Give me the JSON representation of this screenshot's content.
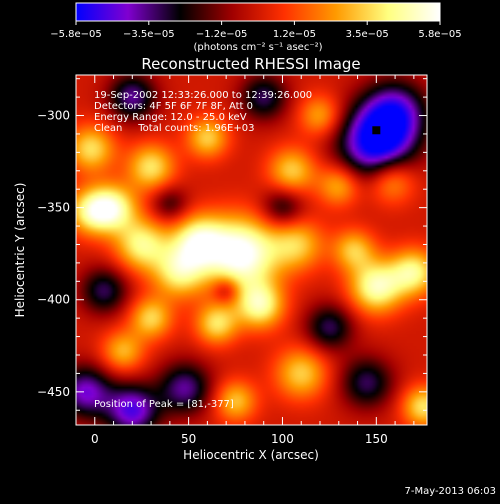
{
  "chart_data": {
    "type": "heatmap",
    "title": "Reconstructed RHESSI Image",
    "xlabel": "Heliocentric X (arcsec)",
    "ylabel": "Heliocentric Y (arcsec)",
    "xlim": [
      -10,
      177
    ],
    "ylim": [
      -468,
      -278
    ],
    "x_ticks": [
      0,
      50,
      100,
      150
    ],
    "x_tick_labels": [
      "0",
      "50",
      "100",
      "150"
    ],
    "y_ticks": [
      -300,
      -350,
      -400,
      -450
    ],
    "y_tick_labels": [
      "−300",
      "−350",
      "−400",
      "−450"
    ],
    "colorbar": {
      "range": [
        -5.8e-05,
        5.8e-05
      ],
      "tick_labels": [
        "−5.8e−05",
        "−3.5e−05",
        "−1.2e−05",
        "1.2e−05",
        "3.5e−05",
        "5.8e−05"
      ],
      "unit_label": "(photons cm⁻² s⁻¹ asec⁻²)",
      "colormap": [
        "#0000ff",
        "#8000d0",
        "#000000",
        "#a00000",
        "#ff3000",
        "#ff9a00",
        "#ffff80",
        "#ffffff"
      ]
    },
    "annotations": [
      "19-Sep-2002 12:33:26.000 to 12:39:26.000",
      "Detectors: 4F 5F 6F 7F 8F, Att 0",
      "Energy Range: 12.0 - 25.0 keV",
      "Clean     Total counts: 1.96E+03"
    ],
    "peak_label": "Position of Peak = [81,-377]",
    "peak": {
      "x": 81,
      "y": -377
    },
    "sources": [
      {
        "x": 78,
        "y": -375,
        "v": 5.8e-05,
        "r": 14
      },
      {
        "x": 55,
        "y": -368,
        "v": 4.2e-05,
        "r": 10
      },
      {
        "x": 45,
        "y": -385,
        "v": 3.8e-05,
        "r": 10
      },
      {
        "x": 25,
        "y": -370,
        "v": 4e-05,
        "r": 10
      },
      {
        "x": 10,
        "y": -350,
        "v": 4e-05,
        "r": 9
      },
      {
        "x": -2,
        "y": -352,
        "v": 3.8e-05,
        "r": 9
      },
      {
        "x": 30,
        "y": -328,
        "v": 3.6e-05,
        "r": 9
      },
      {
        "x": -2,
        "y": -318,
        "v": 3.5e-05,
        "r": 9
      },
      {
        "x": 60,
        "y": -312,
        "v": 3.2e-05,
        "r": 8
      },
      {
        "x": 105,
        "y": -330,
        "v": 3.2e-05,
        "r": 9
      },
      {
        "x": 108,
        "y": -370,
        "v": 3e-05,
        "r": 10
      },
      {
        "x": 88,
        "y": -403,
        "v": 4.2e-05,
        "r": 9
      },
      {
        "x": 65,
        "y": -413,
        "v": 3.5e-05,
        "r": 8
      },
      {
        "x": 30,
        "y": -410,
        "v": 3.3e-05,
        "r": 8
      },
      {
        "x": 15,
        "y": -428,
        "v": 2.8e-05,
        "r": 8
      },
      {
        "x": 150,
        "y": -393,
        "v": 4.6e-05,
        "r": 10
      },
      {
        "x": 170,
        "y": -385,
        "v": 4e-05,
        "r": 9
      },
      {
        "x": 138,
        "y": -373,
        "v": 3e-05,
        "r": 8
      },
      {
        "x": 158,
        "y": -335,
        "v": 3e-05,
        "r": 9
      },
      {
        "x": 130,
        "y": -338,
        "v": 2.8e-05,
        "r": 8
      },
      {
        "x": 110,
        "y": -440,
        "v": 3.2e-05,
        "r": 10
      },
      {
        "x": 75,
        "y": -455,
        "v": 3e-05,
        "r": 8
      },
      {
        "x": 175,
        "y": -458,
        "v": 3.6e-05,
        "r": 8
      },
      {
        "x": 120,
        "y": -300,
        "v": 2.6e-05,
        "r": 8
      },
      {
        "x": 150,
        "y": -315,
        "v": -5.8e-05,
        "r": 14
      },
      {
        "x": 160,
        "y": -298,
        "v": -4e-05,
        "r": 12
      },
      {
        "x": 20,
        "y": -460,
        "v": -4.5e-05,
        "r": 10
      },
      {
        "x": -5,
        "y": -450,
        "v": -4e-05,
        "r": 10
      },
      {
        "x": 20,
        "y": -290,
        "v": -3.5e-05,
        "r": 9
      },
      {
        "x": 48,
        "y": -448,
        "v": -3.5e-05,
        "r": 10
      },
      {
        "x": 125,
        "y": -415,
        "v": -3e-05,
        "r": 9
      },
      {
        "x": 70,
        "y": -395,
        "v": -2e-05,
        "r": 5
      },
      {
        "x": 100,
        "y": -350,
        "v": -2.5e-05,
        "r": 8
      },
      {
        "x": 5,
        "y": -395,
        "v": -3e-05,
        "r": 9
      },
      {
        "x": 145,
        "y": -445,
        "v": -3e-05,
        "r": 10
      },
      {
        "x": 90,
        "y": -290,
        "v": -3e-05,
        "r": 9
      },
      {
        "x": 40,
        "y": -348,
        "v": -2e-05,
        "r": 7
      }
    ]
  },
  "footer": {
    "date": "7-May-2013 06:03"
  }
}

**What you will do**
All of the records need repeating exactly, except for the pictures.

**Full output**
Give me the JSON representation of this screenshot's content.
{
  "chart_data": {
    "type": "heatmap",
    "title": "Reconstructed RHESSI Image",
    "xlabel": "Heliocentric X (arcsec)",
    "ylabel": "Heliocentric Y (arcsec)",
    "xlim": [
      -10,
      177
    ],
    "ylim": [
      -468,
      -278
    ],
    "x_ticks": [
      0,
      50,
      100,
      150
    ],
    "x_tick_labels": [
      "0",
      "50",
      "100",
      "150"
    ],
    "y_ticks": [
      -300,
      -350,
      -400,
      -450
    ],
    "y_tick_labels": [
      "−300",
      "−350",
      "−400",
      "−450"
    ],
    "colorbar": {
      "range": [
        -5.8e-05,
        5.8e-05
      ],
      "tick_labels": [
        "−5.8e−05",
        "−3.5e−05",
        "−1.2e−05",
        "1.2e−05",
        "3.5e−05",
        "5.8e−05"
      ],
      "unit_label": "(photons cm⁻² s⁻¹ asec⁻²)",
      "colormap": [
        "#0000ff",
        "#8000d0",
        "#000000",
        "#a00000",
        "#ff3000",
        "#ff9a00",
        "#ffff80",
        "#ffffff"
      ]
    },
    "annotations": [
      "19-Sep-2002 12:33:26.000 to 12:39:26.000",
      "Detectors: 4F 5F 6F 7F 8F, Att 0",
      "Energy Range: 12.0 - 25.0 keV",
      "Clean     Total counts: 1.96E+03"
    ],
    "peak_label": "Position of Peak = [81,-377]",
    "peak": {
      "x": 81,
      "y": -377
    },
    "sources": [
      {
        "x": 78,
        "y": -375,
        "v": 5.8e-05,
        "r": 14
      },
      {
        "x": 55,
        "y": -368,
        "v": 4.2e-05,
        "r": 10
      },
      {
        "x": 45,
        "y": -385,
        "v": 3.8e-05,
        "r": 10
      },
      {
        "x": 25,
        "y": -370,
        "v": 4e-05,
        "r": 10
      },
      {
        "x": 10,
        "y": -350,
        "v": 4e-05,
        "r": 9
      },
      {
        "x": -2,
        "y": -352,
        "v": 3.8e-05,
        "r": 9
      },
      {
        "x": 30,
        "y": -328,
        "v": 3.6e-05,
        "r": 9
      },
      {
        "x": -2,
        "y": -318,
        "v": 3.5e-05,
        "r": 9
      },
      {
        "x": 60,
        "y": -312,
        "v": 3.2e-05,
        "r": 8
      },
      {
        "x": 105,
        "y": -330,
        "v": 3.2e-05,
        "r": 9
      },
      {
        "x": 108,
        "y": -370,
        "v": 3e-05,
        "r": 10
      },
      {
        "x": 88,
        "y": -403,
        "v": 4.2e-05,
        "r": 9
      },
      {
        "x": 65,
        "y": -413,
        "v": 3.5e-05,
        "r": 8
      },
      {
        "x": 30,
        "y": -410,
        "v": 3.3e-05,
        "r": 8
      },
      {
        "x": 15,
        "y": -428,
        "v": 2.8e-05,
        "r": 8
      },
      {
        "x": 150,
        "y": -393,
        "v": 4.6e-05,
        "r": 10
      },
      {
        "x": 170,
        "y": -385,
        "v": 4e-05,
        "r": 9
      },
      {
        "x": 138,
        "y": -373,
        "v": 3e-05,
        "r": 8
      },
      {
        "x": 158,
        "y": -335,
        "v": 3e-05,
        "r": 9
      },
      {
        "x": 130,
        "y": -338,
        "v": 2.8e-05,
        "r": 8
      },
      {
        "x": 110,
        "y": -440,
        "v": 3.2e-05,
        "r": 10
      },
      {
        "x": 75,
        "y": -455,
        "v": 3e-05,
        "r": 8
      },
      {
        "x": 175,
        "y": -458,
        "v": 3.6e-05,
        "r": 8
      },
      {
        "x": 120,
        "y": -300,
        "v": 2.6e-05,
        "r": 8
      },
      {
        "x": 150,
        "y": -315,
        "v": -5.8e-05,
        "r": 14
      },
      {
        "x": 160,
        "y": -298,
        "v": -4e-05,
        "r": 12
      },
      {
        "x": 20,
        "y": -460,
        "v": -4.5e-05,
        "r": 10
      },
      {
        "x": -5,
        "y": -450,
        "v": -4e-05,
        "r": 10
      },
      {
        "x": 20,
        "y": -290,
        "v": -3.5e-05,
        "r": 9
      },
      {
        "x": 48,
        "y": -448,
        "v": -3.5e-05,
        "r": 10
      },
      {
        "x": 125,
        "y": -415,
        "v": -3e-05,
        "r": 9
      },
      {
        "x": 70,
        "y": -395,
        "v": -2e-05,
        "r": 5
      },
      {
        "x": 100,
        "y": -350,
        "v": -2.5e-05,
        "r": 8
      },
      {
        "x": 5,
        "y": -395,
        "v": -3e-05,
        "r": 9
      },
      {
        "x": 145,
        "y": -445,
        "v": -3e-05,
        "r": 10
      },
      {
        "x": 90,
        "y": -290,
        "v": -3e-05,
        "r": 9
      },
      {
        "x": 40,
        "y": -348,
        "v": -2e-05,
        "r": 7
      }
    ]
  },
  "footer": {
    "date": "7-May-2013 06:03"
  }
}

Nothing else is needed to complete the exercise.